Copy each entry as it stands, leaving nothing out.

Collected data:
....

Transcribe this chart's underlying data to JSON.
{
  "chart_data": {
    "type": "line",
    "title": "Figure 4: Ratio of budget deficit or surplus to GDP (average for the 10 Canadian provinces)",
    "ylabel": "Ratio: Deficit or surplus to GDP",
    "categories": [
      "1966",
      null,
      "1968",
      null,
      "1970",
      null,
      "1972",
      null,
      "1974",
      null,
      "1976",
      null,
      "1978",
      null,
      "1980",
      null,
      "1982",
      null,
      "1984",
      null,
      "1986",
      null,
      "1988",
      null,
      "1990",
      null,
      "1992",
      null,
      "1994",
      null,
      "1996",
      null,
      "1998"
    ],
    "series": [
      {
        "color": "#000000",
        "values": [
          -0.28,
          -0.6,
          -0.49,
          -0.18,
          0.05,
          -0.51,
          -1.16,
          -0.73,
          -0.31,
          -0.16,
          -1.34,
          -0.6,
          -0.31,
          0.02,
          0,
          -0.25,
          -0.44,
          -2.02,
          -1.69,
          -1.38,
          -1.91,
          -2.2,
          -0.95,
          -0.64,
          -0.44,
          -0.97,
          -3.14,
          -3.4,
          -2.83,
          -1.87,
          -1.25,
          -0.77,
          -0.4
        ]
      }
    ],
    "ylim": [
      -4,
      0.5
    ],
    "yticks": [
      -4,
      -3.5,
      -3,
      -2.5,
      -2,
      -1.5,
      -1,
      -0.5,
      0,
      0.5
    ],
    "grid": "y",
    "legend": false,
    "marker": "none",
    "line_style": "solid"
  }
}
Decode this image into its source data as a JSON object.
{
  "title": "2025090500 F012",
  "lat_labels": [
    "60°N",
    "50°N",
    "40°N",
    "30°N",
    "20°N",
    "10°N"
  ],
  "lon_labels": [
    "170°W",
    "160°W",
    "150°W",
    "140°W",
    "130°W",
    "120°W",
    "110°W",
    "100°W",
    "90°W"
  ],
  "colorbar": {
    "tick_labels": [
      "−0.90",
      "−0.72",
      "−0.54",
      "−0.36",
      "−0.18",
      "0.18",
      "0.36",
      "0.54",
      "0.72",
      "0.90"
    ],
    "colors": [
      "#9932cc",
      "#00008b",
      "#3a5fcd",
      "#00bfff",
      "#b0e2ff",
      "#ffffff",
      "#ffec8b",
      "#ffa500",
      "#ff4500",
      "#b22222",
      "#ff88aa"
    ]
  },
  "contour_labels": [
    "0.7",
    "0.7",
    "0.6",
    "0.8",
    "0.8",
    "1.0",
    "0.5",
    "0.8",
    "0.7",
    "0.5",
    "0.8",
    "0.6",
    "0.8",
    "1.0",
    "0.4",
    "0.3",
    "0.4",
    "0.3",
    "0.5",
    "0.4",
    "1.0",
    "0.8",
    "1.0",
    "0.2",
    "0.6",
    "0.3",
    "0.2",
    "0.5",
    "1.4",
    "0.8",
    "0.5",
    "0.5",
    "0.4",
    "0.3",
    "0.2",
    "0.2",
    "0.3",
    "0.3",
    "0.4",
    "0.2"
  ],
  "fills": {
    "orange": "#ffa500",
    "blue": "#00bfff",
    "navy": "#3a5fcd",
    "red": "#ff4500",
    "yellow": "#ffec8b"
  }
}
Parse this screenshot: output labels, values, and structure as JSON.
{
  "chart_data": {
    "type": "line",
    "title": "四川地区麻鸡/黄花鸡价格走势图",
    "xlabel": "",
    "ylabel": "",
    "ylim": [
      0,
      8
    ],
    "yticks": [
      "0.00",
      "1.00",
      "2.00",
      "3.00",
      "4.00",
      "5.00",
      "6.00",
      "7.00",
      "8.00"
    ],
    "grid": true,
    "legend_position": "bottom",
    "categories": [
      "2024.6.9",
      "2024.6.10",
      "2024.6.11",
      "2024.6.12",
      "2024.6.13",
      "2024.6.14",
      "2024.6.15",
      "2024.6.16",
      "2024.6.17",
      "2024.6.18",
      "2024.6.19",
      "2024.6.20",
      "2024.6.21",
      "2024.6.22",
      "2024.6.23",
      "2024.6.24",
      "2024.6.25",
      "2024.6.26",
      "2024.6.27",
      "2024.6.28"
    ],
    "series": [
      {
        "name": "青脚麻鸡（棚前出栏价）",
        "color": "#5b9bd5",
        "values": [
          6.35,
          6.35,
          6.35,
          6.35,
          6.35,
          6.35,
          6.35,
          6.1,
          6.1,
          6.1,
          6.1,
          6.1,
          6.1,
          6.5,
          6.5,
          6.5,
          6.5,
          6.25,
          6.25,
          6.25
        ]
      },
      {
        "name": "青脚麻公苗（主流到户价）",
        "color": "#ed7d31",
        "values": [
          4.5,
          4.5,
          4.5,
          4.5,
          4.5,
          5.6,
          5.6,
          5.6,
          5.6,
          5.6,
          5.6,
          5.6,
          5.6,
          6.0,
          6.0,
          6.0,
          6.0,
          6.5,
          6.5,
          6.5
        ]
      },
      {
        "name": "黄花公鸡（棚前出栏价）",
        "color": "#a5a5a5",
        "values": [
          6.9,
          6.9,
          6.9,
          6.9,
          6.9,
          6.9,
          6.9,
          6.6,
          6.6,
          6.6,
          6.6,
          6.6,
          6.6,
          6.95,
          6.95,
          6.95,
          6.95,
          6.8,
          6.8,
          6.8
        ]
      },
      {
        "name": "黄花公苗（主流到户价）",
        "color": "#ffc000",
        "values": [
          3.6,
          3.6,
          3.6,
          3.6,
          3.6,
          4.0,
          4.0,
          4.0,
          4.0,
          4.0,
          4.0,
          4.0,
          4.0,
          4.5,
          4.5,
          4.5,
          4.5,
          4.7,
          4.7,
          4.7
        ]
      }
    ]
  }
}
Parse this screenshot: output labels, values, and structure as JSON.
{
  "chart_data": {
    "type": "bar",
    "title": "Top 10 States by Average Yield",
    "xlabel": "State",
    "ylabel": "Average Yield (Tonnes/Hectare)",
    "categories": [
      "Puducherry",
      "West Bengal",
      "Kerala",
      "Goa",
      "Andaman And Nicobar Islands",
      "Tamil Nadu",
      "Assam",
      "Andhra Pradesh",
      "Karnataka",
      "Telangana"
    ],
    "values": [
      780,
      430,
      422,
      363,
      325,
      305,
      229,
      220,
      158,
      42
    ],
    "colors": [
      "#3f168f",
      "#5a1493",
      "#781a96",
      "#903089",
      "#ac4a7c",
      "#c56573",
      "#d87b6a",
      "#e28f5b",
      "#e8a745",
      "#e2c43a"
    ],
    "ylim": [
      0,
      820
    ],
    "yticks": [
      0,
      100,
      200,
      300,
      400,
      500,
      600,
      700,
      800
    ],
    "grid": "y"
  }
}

....

**Task output**:
Transcribe this chart's underlying data to JSON.
{
  "chart_data": {
    "type": "line",
    "title": "Figure 4: Ratio of budget deficit or surplus to GDP (average for the 10 Canadian provinces)",
    "ylabel": "Ratio: Deficit or surplus to GDP",
    "categories": [
      "1966",
      null,
      "1968",
      null,
      "1970",
      null,
      "1972",
      null,
      "1974",
      null,
      "1976",
      null,
      "1978",
      null,
      "1980",
      null,
      "1982",
      null,
      "1984",
      null,
      "1986",
      null,
      "1988",
      null,
      "1990",
      null,
      "1992",
      null,
      "1994",
      null,
      "1996",
      null,
      "1998"
    ],
    "series": [
      {
        "color": "#000000",
        "values": [
          -0.28,
          -0.6,
          -0.49,
          -0.18,
          0.05,
          -0.51,
          -1.16,
          -0.73,
          -0.31,
          -0.16,
          -1.34,
          -0.6,
          -0.31,
          0.02,
          0,
          -0.25,
          -0.44,
          -2.02,
          -1.69,
          -1.38,
          -1.91,
          -2.2,
          -0.95,
          -0.64,
          -0.44,
          -0.97,
          -3.14,
          -3.4,
          -2.83,
          -1.87,
          -1.25,
          -0.77,
          -0.4
        ]
      }
    ],
    "ylim": [
      -4,
      0.5
    ],
    "yticks": [
      -4,
      -3.5,
      -3,
      -2.5,
      -2,
      -1.5,
      -1,
      -0.5,
      0,
      0.5
    ],
    "grid": "y",
    "legend": false,
    "marker": "none",
    "line_style": "solid"
  }
}
Decode this image into its source data as a JSON object.
{
  "title": "2025090500 F012",
  "lat_labels": [
    "60°N",
    "50°N",
    "40°N",
    "30°N",
    "20°N",
    "10°N"
  ],
  "lon_labels": [
    "170°W",
    "160°W",
    "150°W",
    "140°W",
    "130°W",
    "120°W",
    "110°W",
    "100°W",
    "90°W"
  ],
  "colorbar": {
    "tick_labels": [
      "−0.90",
      "−0.72",
      "−0.54",
      "−0.36",
      "−0.18",
      "0.18",
      "0.36",
      "0.54",
      "0.72",
      "0.90"
    ],
    "colors": [
      "#9932cc",
      "#00008b",
      "#3a5fcd",
      "#00bfff",
      "#b0e2ff",
      "#ffffff",
      "#ffec8b",
      "#ffa500",
      "#ff4500",
      "#b22222",
      "#ff88aa"
    ]
  },
  "contour_labels": [
    "0.7",
    "0.7",
    "0.6",
    "0.8",
    "0.8",
    "1.0",
    "0.5",
    "0.8",
    "0.7",
    "0.5",
    "0.8",
    "0.6",
    "0.8",
    "1.0",
    "0.4",
    "0.3",
    "0.4",
    "0.3",
    "0.5",
    "0.4",
    "1.0",
    "0.8",
    "1.0",
    "0.2",
    "0.6",
    "0.3",
    "0.2",
    "0.5",
    "1.4",
    "0.8",
    "0.5",
    "0.5",
    "0.4",
    "0.3",
    "0.2",
    "0.2",
    "0.3",
    "0.3",
    "0.4",
    "0.2"
  ],
  "fills": {
    "orange": "#ffa500",
    "blue": "#00bfff",
    "navy": "#3a5fcd",
    "red": "#ff4500",
    "yellow": "#ffec8b"
  }
}
Parse this screenshot: output labels, values, and structure as JSON.
{
  "chart_data": {
    "type": "line",
    "title": "四川地区麻鸡/黄花鸡价格走势图",
    "xlabel": "",
    "ylabel": "",
    "ylim": [
      0,
      8
    ],
    "yticks": [
      "0.00",
      "1.00",
      "2.00",
      "3.00",
      "4.00",
      "5.00",
      "6.00",
      "7.00",
      "8.00"
    ],
    "grid": true,
    "legend_position": "bottom",
    "categories": [
      "2024.6.9",
      "2024.6.10",
      "2024.6.11",
      "2024.6.12",
      "2024.6.13",
      "2024.6.14",
      "2024.6.15",
      "2024.6.16",
      "2024.6.17",
      "2024.6.18",
      "2024.6.19",
      "2024.6.20",
      "2024.6.21",
      "2024.6.22",
      "2024.6.23",
      "2024.6.24",
      "2024.6.25",
      "2024.6.26",
      "2024.6.27",
      "2024.6.28"
    ],
    "series": [
      {
        "name": "青脚麻鸡（棚前出栏价）",
        "color": "#5b9bd5",
        "values": [
          6.35,
          6.35,
          6.35,
          6.35,
          6.35,
          6.35,
          6.35,
          6.1,
          6.1,
          6.1,
          6.1,
          6.1,
          6.1,
          6.5,
          6.5,
          6.5,
          6.5,
          6.25,
          6.25,
          6.25
        ]
      },
      {
        "name": "青脚麻公苗（主流到户价）",
        "color": "#ed7d31",
        "values": [
          4.5,
          4.5,
          4.5,
          4.5,
          4.5,
          5.6,
          5.6,
          5.6,
          5.6,
          5.6,
          5.6,
          5.6,
          5.6,
          6.0,
          6.0,
          6.0,
          6.0,
          6.5,
          6.5,
          6.5
        ]
      },
      {
        "name": "黄花公鸡（棚前出栏价）",
        "color": "#a5a5a5",
        "values": [
          6.9,
          6.9,
          6.9,
          6.9,
          6.9,
          6.9,
          6.9,
          6.6,
          6.6,
          6.6,
          6.6,
          6.6,
          6.6,
          6.95,
          6.95,
          6.95,
          6.95,
          6.8,
          6.8,
          6.8
        ]
      },
      {
        "name": "黄花公苗（主流到户价）",
        "color": "#ffc000",
        "values": [
          3.6,
          3.6,
          3.6,
          3.6,
          3.6,
          4.0,
          4.0,
          4.0,
          4.0,
          4.0,
          4.0,
          4.0,
          4.0,
          4.5,
          4.5,
          4.5,
          4.5,
          4.7,
          4.7,
          4.7
        ]
      }
    ]
  }
}
Parse this screenshot: output labels, values, and structure as JSON.
{
  "chart_data": {
    "type": "bar",
    "title": "Top 10 States by Average Yield",
    "xlabel": "State",
    "ylabel": "Average Yield (Tonnes/Hectare)",
    "categories": [
      "Puducherry",
      "West Bengal",
      "Kerala",
      "Goa",
      "Andaman And Nicobar Islands",
      "Tamil Nadu",
      "Assam",
      "Andhra Pradesh",
      "Karnataka",
      "Telangana"
    ],
    "values": [
      780,
      430,
      422,
      363,
      325,
      305,
      229,
      220,
      158,
      42
    ],
    "colors": [
      "#3f168f",
      "#5a1493",
      "#781a96",
      "#903089",
      "#ac4a7c",
      "#c56573",
      "#d87b6a",
      "#e28f5b",
      "#e8a745",
      "#e2c43a"
    ],
    "ylim": [
      0,
      820
    ],
    "yticks": [
      0,
      100,
      200,
      300,
      400,
      500,
      600,
      700,
      800
    ],
    "grid": "y"
  }
}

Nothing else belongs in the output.